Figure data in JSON
☆ ☆ ☆ ☆ ☆

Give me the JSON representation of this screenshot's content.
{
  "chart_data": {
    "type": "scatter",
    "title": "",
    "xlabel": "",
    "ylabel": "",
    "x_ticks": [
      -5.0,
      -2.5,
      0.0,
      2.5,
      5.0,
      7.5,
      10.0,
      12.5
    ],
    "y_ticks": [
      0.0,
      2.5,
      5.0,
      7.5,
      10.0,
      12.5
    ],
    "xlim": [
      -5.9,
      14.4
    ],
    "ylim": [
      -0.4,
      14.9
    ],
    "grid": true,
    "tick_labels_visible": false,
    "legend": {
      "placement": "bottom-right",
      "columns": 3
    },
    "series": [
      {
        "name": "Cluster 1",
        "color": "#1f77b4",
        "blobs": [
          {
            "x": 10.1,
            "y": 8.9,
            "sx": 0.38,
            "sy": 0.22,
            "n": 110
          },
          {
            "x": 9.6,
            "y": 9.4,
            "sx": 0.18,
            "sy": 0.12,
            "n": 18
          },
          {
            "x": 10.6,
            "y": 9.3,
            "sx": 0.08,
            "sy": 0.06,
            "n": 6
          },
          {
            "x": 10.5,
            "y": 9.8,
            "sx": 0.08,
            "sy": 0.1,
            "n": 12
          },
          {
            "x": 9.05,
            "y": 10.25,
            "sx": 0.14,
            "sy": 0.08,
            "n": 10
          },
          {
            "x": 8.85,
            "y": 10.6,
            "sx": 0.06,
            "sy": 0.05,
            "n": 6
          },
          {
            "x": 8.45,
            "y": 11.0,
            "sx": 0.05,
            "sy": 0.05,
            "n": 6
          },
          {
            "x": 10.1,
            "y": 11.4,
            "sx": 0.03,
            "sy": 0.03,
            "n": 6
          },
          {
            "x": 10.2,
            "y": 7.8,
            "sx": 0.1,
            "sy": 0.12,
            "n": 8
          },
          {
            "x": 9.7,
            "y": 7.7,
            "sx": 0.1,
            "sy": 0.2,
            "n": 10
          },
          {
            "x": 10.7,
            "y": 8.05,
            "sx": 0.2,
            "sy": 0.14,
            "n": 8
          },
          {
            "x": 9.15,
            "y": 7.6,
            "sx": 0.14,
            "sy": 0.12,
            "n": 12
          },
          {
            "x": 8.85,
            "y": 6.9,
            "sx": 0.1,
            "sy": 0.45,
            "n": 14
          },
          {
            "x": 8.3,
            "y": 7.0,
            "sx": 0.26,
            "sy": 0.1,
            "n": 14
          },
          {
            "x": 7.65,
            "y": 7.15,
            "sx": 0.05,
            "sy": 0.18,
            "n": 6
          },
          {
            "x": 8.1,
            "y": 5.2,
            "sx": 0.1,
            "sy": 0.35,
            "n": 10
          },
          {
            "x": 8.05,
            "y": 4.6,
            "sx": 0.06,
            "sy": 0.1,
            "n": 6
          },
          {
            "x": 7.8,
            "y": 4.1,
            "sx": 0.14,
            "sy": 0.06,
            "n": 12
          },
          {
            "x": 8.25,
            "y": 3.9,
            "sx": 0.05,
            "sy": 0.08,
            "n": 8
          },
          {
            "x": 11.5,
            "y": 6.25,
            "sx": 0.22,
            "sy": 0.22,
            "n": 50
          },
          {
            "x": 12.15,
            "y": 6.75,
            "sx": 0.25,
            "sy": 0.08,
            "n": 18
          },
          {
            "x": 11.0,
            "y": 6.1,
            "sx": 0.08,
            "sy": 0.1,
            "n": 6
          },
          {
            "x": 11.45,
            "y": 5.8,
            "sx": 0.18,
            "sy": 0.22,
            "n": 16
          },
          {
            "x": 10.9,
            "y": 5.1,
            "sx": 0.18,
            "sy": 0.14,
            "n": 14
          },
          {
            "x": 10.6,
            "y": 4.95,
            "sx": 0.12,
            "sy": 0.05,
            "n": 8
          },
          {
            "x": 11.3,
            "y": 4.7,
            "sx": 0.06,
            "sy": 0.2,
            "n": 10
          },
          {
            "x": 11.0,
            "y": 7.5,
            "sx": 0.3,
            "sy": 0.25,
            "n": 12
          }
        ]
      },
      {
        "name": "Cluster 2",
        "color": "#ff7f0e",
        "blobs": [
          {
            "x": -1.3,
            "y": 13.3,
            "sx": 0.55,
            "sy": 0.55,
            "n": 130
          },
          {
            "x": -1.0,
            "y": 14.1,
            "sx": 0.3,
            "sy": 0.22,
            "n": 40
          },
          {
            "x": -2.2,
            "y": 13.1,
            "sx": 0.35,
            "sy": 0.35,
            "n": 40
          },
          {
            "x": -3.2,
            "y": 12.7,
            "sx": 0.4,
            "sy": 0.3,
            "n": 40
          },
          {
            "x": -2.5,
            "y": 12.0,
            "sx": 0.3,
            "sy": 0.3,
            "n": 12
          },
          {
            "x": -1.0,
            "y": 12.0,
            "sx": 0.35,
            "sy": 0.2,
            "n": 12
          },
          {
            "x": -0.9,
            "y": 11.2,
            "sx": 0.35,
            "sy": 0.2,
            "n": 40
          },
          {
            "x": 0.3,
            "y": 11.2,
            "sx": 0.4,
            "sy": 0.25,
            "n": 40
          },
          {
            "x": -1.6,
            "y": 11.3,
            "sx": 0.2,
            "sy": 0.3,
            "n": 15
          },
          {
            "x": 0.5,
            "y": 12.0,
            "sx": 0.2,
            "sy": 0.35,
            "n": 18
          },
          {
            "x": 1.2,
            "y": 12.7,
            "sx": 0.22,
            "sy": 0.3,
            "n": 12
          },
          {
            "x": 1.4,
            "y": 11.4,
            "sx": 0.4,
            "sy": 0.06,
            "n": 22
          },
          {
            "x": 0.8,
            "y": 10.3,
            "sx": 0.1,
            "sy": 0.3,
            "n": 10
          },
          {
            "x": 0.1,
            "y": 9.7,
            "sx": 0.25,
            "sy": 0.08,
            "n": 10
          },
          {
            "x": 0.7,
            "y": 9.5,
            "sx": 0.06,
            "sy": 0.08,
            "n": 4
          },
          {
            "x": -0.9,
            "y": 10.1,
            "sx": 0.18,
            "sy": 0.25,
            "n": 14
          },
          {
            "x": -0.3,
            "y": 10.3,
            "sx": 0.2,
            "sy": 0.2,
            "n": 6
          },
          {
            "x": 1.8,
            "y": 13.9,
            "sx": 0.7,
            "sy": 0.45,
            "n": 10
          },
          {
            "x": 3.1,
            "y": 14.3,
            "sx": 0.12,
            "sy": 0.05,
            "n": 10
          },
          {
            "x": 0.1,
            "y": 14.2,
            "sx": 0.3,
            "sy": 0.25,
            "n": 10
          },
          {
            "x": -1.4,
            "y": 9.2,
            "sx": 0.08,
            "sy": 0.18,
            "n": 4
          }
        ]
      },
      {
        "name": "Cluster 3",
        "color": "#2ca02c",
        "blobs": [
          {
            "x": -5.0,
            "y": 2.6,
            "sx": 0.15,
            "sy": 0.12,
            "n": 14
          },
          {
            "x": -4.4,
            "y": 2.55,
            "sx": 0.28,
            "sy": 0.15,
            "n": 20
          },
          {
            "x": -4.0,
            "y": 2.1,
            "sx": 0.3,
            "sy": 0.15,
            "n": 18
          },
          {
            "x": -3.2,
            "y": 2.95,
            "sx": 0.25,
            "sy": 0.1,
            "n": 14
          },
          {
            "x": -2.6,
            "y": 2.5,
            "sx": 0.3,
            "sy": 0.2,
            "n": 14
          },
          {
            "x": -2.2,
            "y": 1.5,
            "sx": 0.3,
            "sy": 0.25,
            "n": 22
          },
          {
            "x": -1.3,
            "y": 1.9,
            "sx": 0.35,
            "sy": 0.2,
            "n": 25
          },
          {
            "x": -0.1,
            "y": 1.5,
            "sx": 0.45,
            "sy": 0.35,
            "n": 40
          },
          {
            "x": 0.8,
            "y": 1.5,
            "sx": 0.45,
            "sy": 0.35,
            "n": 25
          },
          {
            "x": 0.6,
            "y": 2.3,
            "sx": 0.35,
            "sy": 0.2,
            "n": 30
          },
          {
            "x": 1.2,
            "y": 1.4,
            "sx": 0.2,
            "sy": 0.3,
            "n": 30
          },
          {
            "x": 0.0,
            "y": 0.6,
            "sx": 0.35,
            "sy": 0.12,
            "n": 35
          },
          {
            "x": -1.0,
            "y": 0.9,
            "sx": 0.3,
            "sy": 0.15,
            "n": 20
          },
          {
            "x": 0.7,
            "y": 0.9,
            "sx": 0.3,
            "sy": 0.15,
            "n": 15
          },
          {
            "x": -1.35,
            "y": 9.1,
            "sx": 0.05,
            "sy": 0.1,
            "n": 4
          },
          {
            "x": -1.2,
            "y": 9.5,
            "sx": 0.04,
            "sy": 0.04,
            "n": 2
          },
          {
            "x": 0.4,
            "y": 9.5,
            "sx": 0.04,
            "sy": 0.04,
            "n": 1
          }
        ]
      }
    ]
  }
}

☆ ☆ ☆ ☆ ☆

Copy every line from the records above that contains the word "color".

        "color": "#1f77b4",
        "color": "#ff7f0e",
        "color": "#2ca02c",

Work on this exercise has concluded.